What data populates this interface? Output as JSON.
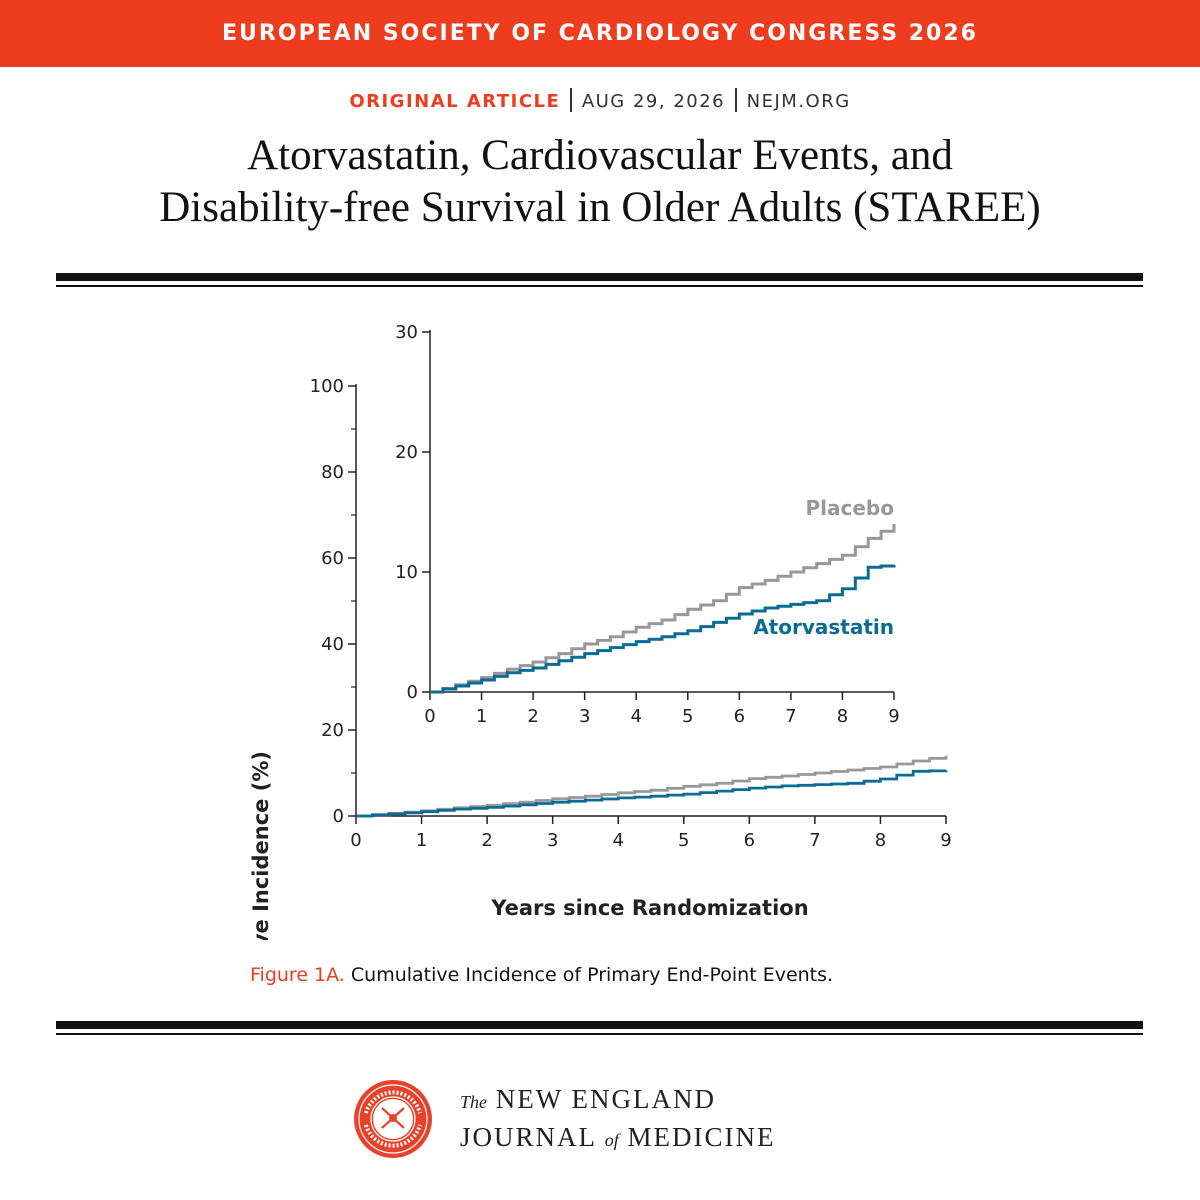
{
  "header": {
    "banner": "EUROPEAN SOCIETY OF CARDIOLOGY CONGRESS 2026",
    "category": "ORIGINAL ARTICLE",
    "date": "AUG 29, 2026",
    "site": "NEJM.ORG"
  },
  "article": {
    "title_line1": "Atorvastatin, Cardiovascular Events, and",
    "title_line2": "Disability-free Survival in Older Adults (STAREE)"
  },
  "caption": {
    "figure_label": "Figure 1A.",
    "text": "Cumulative Incidence of Primary End-Point Events."
  },
  "footer": {
    "journal_line1_prefix": "The",
    "journal_line1": "NEW ENGLAND",
    "journal_line2a": "JOURNAL",
    "journal_line2_of": "of",
    "journal_line2b": "MEDICINE",
    "seal_text": [
      "NEW ENGLAND",
      "JOURNAL OF MEDICINE",
      "1812",
      "1823",
      "1828",
      "1928"
    ]
  },
  "colors": {
    "accent": "#ee3d1e",
    "placebo": "#98989b",
    "atorvastatin": "#0a6c93",
    "axis": "#222222"
  },
  "chart_data": [
    {
      "type": "line",
      "panel": "main",
      "xlabel": "Years since Randomization",
      "ylabel": "Cumulative Incidence (%)",
      "xlim": [
        0,
        9
      ],
      "ylim": [
        0,
        100
      ],
      "x_ticks": [
        0,
        1,
        2,
        3,
        4,
        5,
        6,
        7,
        8,
        9
      ],
      "y_ticks": [
        0,
        20,
        40,
        60,
        80,
        100
      ],
      "series": [
        {
          "name": "Placebo",
          "color": "#98989b",
          "x": [
            0,
            0.5,
            1,
            1.5,
            2,
            2.5,
            3,
            3.5,
            4,
            4.5,
            5,
            5.5,
            6,
            6.5,
            7,
            7.5,
            8,
            8.5,
            9
          ],
          "y": [
            0,
            0.6,
            1.2,
            1.9,
            2.5,
            3.2,
            4.0,
            4.6,
            5.4,
            6.0,
            6.9,
            7.6,
            8.7,
            9.3,
            10.0,
            10.7,
            11.4,
            12.8,
            14.0
          ]
        },
        {
          "name": "Atorvastatin",
          "color": "#0a6c93",
          "x": [
            0,
            0.5,
            1,
            1.5,
            2,
            2.5,
            3,
            3.5,
            4,
            4.5,
            5,
            5.5,
            6,
            6.5,
            7,
            7.5,
            8,
            8.5,
            9
          ],
          "y": [
            0,
            0.5,
            1.0,
            1.6,
            2.0,
            2.6,
            3.2,
            3.7,
            4.2,
            4.6,
            5.1,
            5.8,
            6.5,
            7.0,
            7.3,
            7.6,
            8.6,
            10.4,
            10.6
          ]
        }
      ]
    },
    {
      "type": "line",
      "panel": "inset",
      "xlim": [
        0,
        9
      ],
      "ylim": [
        0,
        30
      ],
      "x_ticks": [
        0,
        1,
        2,
        3,
        4,
        5,
        6,
        7,
        8,
        9
      ],
      "y_ticks": [
        0,
        10,
        20,
        30
      ],
      "series": [
        {
          "name": "Placebo",
          "color": "#98989b",
          "x": [
            0,
            0.5,
            1,
            1.5,
            2,
            2.5,
            3,
            3.5,
            4,
            4.5,
            5,
            5.5,
            6,
            6.5,
            7,
            7.5,
            8,
            8.5,
            9
          ],
          "y": [
            0,
            0.6,
            1.2,
            1.9,
            2.5,
            3.2,
            4.0,
            4.6,
            5.4,
            6.0,
            6.9,
            7.6,
            8.7,
            9.3,
            10.0,
            10.7,
            11.4,
            12.8,
            14.0
          ]
        },
        {
          "name": "Atorvastatin",
          "color": "#0a6c93",
          "x": [
            0,
            0.5,
            1,
            1.5,
            2,
            2.5,
            3,
            3.5,
            4,
            4.5,
            5,
            5.5,
            6,
            6.5,
            7,
            7.5,
            8,
            8.5,
            9
          ],
          "y": [
            0,
            0.5,
            1.0,
            1.6,
            2.0,
            2.6,
            3.2,
            3.7,
            4.2,
            4.6,
            5.1,
            5.8,
            6.5,
            7.0,
            7.3,
            7.6,
            8.6,
            10.4,
            10.6
          ]
        }
      ]
    }
  ]
}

◆ **PROBLEM DETAILS**:
Look over the listing above. Pick out and copy every line that includes "ENGLAND".

◆ **ANSWER TO THIS PROBLEM**:
    "journal_line1": "NEW ENGLAND",
      "NEW ENGLAND",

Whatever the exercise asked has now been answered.